> **Task description**
Set out each line from the following listing that includes the word "grid".

BEGIN

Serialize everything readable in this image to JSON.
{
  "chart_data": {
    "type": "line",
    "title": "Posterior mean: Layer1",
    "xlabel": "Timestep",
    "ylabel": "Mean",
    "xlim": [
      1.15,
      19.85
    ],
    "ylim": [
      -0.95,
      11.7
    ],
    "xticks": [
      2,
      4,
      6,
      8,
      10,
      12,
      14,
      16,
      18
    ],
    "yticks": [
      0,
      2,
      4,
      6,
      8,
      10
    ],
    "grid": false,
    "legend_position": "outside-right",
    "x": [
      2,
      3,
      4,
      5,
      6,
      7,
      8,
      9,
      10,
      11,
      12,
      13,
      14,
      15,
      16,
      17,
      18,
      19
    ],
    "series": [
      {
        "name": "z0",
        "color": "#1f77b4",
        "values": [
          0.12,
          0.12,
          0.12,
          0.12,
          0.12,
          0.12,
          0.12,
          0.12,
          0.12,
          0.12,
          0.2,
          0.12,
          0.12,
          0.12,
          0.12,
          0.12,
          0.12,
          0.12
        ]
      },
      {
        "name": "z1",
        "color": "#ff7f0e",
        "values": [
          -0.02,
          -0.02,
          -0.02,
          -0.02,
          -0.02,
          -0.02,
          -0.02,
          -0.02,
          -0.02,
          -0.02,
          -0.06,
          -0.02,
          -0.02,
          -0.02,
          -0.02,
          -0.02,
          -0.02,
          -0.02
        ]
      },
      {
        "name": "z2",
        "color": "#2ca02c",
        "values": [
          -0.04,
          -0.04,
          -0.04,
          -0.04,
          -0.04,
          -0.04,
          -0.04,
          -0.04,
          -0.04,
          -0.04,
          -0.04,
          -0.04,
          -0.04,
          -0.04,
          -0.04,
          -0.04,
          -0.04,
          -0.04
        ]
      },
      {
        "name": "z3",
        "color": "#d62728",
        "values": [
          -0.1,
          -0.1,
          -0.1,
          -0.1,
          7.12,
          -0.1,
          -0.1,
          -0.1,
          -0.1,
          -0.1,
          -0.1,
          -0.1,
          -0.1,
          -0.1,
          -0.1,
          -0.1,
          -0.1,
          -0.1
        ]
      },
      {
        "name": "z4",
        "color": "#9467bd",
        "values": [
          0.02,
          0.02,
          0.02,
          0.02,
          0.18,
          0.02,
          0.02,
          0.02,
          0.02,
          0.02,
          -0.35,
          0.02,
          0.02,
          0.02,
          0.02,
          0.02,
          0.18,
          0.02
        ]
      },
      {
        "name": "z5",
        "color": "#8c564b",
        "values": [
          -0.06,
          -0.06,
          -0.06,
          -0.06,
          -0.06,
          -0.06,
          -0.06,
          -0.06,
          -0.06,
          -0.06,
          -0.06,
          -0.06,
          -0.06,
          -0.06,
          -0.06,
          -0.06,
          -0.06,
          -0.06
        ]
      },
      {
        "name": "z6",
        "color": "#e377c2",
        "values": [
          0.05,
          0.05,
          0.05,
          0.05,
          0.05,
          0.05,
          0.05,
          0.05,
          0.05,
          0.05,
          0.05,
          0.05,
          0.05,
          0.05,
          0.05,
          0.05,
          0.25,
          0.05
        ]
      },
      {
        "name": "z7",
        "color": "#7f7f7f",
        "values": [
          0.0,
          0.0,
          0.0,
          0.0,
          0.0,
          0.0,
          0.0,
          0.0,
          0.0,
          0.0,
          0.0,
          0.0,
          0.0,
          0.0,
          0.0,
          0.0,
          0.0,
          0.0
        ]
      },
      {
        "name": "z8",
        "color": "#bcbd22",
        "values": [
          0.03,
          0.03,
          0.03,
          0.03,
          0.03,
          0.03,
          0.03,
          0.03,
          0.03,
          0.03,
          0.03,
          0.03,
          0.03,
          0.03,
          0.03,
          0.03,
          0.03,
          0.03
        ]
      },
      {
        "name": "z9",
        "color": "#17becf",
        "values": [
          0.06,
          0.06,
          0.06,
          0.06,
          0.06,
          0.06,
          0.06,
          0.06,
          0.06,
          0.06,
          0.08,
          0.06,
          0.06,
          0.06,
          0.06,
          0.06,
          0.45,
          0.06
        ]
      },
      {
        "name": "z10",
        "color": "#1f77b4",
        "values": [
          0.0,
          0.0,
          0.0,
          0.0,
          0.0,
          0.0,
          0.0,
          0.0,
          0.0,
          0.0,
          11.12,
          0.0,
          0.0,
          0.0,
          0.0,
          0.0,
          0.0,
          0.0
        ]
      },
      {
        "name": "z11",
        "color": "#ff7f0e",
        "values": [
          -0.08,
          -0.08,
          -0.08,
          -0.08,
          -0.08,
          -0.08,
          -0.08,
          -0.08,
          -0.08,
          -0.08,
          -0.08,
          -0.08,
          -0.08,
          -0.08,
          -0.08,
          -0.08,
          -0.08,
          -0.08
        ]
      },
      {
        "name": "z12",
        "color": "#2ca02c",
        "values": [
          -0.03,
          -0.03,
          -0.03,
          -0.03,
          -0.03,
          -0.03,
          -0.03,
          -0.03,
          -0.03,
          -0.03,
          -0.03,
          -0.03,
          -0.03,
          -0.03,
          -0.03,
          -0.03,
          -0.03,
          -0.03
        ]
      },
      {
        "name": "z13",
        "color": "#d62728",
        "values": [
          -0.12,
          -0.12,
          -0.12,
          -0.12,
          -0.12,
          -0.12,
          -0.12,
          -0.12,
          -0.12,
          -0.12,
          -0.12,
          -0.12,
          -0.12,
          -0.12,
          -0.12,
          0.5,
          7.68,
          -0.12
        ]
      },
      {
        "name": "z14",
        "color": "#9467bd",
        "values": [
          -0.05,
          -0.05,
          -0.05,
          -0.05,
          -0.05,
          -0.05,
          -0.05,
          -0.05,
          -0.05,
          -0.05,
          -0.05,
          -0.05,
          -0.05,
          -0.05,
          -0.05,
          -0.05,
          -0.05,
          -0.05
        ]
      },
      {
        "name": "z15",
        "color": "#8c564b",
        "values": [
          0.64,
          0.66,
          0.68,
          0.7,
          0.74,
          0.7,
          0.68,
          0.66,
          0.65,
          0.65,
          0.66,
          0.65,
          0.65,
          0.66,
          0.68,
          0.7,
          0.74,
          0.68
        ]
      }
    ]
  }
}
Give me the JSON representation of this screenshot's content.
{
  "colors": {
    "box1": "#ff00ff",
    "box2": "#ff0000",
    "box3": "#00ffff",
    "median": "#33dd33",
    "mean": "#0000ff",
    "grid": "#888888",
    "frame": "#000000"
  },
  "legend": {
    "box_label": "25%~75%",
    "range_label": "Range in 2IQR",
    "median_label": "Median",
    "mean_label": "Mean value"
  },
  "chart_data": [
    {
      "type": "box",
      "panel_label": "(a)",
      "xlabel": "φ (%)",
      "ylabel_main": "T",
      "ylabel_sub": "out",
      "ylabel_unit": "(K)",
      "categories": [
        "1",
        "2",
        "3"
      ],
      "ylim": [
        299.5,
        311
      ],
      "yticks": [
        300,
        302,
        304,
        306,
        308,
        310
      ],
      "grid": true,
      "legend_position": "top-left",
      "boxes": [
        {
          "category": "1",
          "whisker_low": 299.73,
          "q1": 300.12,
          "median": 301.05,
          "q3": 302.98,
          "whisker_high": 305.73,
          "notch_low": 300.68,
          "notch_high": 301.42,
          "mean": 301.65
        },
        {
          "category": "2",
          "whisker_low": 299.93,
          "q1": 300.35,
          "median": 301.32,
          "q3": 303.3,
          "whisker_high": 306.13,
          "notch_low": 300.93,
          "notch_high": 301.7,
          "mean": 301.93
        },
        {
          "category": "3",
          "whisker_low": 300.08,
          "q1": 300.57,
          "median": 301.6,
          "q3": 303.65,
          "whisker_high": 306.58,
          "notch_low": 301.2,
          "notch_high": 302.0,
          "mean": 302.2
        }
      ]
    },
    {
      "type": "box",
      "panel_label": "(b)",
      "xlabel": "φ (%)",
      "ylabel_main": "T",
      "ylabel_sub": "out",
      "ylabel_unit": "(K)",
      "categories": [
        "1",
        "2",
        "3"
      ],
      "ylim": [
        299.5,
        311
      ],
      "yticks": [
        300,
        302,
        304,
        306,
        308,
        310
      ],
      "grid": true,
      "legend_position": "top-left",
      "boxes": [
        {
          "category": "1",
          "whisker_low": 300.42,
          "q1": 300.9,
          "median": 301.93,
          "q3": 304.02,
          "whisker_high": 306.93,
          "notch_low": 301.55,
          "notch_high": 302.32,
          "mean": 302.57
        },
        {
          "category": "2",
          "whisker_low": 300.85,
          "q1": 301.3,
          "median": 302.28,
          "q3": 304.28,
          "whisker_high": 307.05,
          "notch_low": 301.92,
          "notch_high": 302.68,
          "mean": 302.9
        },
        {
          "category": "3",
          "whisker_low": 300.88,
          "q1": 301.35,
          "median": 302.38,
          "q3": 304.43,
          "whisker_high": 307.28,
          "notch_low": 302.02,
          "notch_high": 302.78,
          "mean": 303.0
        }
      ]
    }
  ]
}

END

> **Exercise answer**
    "grid": false,
    "grid": "#888888",
      "grid": true,
      "grid": true,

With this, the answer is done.